◆ **Exercise aim**
Locate the string "الشيخ" in the listing below. Copy every line where it is found.

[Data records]
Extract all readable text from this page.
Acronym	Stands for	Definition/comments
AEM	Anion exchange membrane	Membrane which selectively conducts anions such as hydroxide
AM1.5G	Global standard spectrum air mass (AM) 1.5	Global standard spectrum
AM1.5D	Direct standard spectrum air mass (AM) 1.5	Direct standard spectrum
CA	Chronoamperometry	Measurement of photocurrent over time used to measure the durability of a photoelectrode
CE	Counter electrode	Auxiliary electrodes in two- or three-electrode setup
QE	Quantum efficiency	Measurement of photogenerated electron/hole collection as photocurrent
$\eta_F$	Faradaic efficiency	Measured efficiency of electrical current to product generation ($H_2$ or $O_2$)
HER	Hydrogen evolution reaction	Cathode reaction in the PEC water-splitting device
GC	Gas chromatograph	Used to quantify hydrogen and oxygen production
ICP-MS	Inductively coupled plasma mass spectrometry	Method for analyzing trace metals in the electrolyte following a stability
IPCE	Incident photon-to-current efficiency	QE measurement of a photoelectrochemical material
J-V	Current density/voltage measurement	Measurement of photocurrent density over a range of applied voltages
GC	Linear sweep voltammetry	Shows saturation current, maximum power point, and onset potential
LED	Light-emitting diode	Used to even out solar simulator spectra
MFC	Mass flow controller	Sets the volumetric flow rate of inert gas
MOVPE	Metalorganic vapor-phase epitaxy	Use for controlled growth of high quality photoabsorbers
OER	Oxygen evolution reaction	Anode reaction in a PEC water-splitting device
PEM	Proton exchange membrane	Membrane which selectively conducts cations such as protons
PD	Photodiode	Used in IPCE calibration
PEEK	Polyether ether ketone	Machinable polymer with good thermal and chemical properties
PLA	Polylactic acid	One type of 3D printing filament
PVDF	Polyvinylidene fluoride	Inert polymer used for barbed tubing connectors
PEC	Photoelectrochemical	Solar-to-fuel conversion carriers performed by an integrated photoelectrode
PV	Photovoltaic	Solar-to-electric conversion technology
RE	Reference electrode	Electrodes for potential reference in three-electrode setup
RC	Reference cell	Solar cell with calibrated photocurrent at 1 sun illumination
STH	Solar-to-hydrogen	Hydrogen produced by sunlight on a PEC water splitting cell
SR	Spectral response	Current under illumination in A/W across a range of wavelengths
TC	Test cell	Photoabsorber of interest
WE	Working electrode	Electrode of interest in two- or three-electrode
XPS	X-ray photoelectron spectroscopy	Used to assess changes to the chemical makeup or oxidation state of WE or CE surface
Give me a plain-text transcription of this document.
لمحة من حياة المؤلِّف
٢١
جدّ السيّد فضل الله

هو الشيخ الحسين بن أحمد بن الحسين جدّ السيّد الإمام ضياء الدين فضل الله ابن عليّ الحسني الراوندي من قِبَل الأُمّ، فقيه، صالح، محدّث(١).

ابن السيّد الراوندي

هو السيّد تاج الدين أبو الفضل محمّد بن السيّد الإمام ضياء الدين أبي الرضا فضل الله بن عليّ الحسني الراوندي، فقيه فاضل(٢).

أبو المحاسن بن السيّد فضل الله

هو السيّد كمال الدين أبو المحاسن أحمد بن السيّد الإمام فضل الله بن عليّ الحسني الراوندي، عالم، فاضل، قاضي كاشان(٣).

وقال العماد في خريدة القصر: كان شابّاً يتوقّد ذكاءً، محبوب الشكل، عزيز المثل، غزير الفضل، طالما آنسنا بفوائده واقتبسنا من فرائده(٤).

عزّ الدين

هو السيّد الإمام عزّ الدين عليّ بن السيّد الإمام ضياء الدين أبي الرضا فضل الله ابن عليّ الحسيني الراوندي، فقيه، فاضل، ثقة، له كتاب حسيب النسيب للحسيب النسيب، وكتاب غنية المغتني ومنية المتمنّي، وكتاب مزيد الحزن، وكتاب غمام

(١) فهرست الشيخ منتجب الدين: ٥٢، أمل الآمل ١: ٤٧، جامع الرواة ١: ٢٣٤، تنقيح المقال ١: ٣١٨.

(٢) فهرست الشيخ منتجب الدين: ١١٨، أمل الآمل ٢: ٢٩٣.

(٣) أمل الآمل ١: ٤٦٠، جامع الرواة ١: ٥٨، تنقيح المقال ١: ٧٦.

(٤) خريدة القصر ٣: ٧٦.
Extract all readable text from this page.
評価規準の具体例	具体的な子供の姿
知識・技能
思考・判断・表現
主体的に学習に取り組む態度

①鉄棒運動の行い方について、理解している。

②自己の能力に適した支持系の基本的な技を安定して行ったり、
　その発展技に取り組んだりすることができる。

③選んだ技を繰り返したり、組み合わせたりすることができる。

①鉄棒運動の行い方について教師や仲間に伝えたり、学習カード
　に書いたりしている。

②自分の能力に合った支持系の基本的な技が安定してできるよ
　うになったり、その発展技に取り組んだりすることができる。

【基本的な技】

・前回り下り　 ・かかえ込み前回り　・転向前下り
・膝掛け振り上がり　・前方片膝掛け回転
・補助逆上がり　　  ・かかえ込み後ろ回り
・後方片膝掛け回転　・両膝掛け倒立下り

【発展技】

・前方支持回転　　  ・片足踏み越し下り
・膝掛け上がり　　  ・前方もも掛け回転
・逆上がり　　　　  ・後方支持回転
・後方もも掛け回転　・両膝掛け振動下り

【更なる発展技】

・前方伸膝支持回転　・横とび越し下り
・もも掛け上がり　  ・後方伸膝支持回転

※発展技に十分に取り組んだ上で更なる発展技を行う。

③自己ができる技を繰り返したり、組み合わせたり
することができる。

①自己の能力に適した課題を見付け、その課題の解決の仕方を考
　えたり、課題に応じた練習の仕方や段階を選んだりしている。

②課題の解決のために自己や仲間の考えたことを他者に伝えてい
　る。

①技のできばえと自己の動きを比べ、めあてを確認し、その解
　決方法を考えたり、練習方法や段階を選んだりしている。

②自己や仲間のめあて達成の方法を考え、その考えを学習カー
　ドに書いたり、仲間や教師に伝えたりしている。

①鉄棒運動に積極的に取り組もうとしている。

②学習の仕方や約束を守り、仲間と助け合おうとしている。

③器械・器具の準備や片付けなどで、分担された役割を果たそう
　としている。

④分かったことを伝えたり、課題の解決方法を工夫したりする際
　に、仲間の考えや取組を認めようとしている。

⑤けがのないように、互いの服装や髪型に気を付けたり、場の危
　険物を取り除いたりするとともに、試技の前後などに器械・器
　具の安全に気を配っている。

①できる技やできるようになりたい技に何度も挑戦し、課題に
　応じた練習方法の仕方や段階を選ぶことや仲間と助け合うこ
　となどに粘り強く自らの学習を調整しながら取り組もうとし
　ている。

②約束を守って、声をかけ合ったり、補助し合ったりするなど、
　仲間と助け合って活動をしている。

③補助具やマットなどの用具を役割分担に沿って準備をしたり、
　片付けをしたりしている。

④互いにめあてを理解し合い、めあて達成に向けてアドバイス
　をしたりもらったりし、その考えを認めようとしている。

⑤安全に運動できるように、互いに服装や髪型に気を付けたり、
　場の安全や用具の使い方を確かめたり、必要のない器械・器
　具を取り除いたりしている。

◆ **Reply to the task**
هو الشيخ الحسين بن أحمد بن الحسين جدّ السيّد الإمام ضياء الدين فضل الله ابن عليّ الحسني الراوندي من قِبَل الأُمّ، فقيه، صالح، محدّث(١).
(١) فهرست الشيخ منتجب الدين: ٥٢، أمل الآمل ١: ٤٧، جامع الرواة ١: ٢٣٤، تنقيح المقال ١: ٣١٨.
(٢) فهرست الشيخ منتجب الدين: ١١٨، أمل الآمل ٢: ٢٩٣.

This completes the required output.